>> start

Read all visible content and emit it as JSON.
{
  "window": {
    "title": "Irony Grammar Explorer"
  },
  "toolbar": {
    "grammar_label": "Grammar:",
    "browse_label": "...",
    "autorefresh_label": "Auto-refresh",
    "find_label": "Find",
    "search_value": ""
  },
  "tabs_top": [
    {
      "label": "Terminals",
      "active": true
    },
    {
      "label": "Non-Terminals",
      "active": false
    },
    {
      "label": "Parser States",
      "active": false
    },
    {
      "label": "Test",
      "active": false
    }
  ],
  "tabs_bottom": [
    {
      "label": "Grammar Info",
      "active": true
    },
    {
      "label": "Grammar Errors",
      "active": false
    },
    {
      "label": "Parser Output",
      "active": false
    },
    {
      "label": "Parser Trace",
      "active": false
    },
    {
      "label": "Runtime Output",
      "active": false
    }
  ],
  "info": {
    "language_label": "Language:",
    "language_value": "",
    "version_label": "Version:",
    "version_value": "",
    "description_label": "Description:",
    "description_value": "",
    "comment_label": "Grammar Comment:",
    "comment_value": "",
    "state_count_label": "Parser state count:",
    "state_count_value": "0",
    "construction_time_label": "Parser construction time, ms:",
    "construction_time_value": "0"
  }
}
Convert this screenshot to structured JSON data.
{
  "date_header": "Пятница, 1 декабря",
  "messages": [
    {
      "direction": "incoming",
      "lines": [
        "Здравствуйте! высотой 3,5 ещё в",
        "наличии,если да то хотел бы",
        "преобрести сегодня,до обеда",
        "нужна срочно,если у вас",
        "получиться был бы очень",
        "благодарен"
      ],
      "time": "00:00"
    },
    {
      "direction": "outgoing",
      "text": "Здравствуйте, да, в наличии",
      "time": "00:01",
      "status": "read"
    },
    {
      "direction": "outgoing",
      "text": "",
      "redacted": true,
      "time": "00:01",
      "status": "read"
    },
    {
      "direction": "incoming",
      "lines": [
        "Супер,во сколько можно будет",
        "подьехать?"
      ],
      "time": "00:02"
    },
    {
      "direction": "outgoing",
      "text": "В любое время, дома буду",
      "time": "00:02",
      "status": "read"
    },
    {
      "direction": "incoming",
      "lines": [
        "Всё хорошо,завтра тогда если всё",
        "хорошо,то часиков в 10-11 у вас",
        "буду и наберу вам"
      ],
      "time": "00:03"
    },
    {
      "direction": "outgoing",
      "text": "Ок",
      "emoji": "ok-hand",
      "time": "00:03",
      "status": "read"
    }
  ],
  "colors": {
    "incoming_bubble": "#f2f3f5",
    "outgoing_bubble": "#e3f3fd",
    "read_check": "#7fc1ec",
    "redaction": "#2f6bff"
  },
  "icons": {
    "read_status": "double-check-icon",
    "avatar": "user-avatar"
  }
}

>> end

Short task -
Pick out each line containing the string "Здравствуйте" and copy it.

Worked solution -
        "Здравствуйте! высотой 3,5 ещё в",
      "text": "Здравствуйте, да, в наличии",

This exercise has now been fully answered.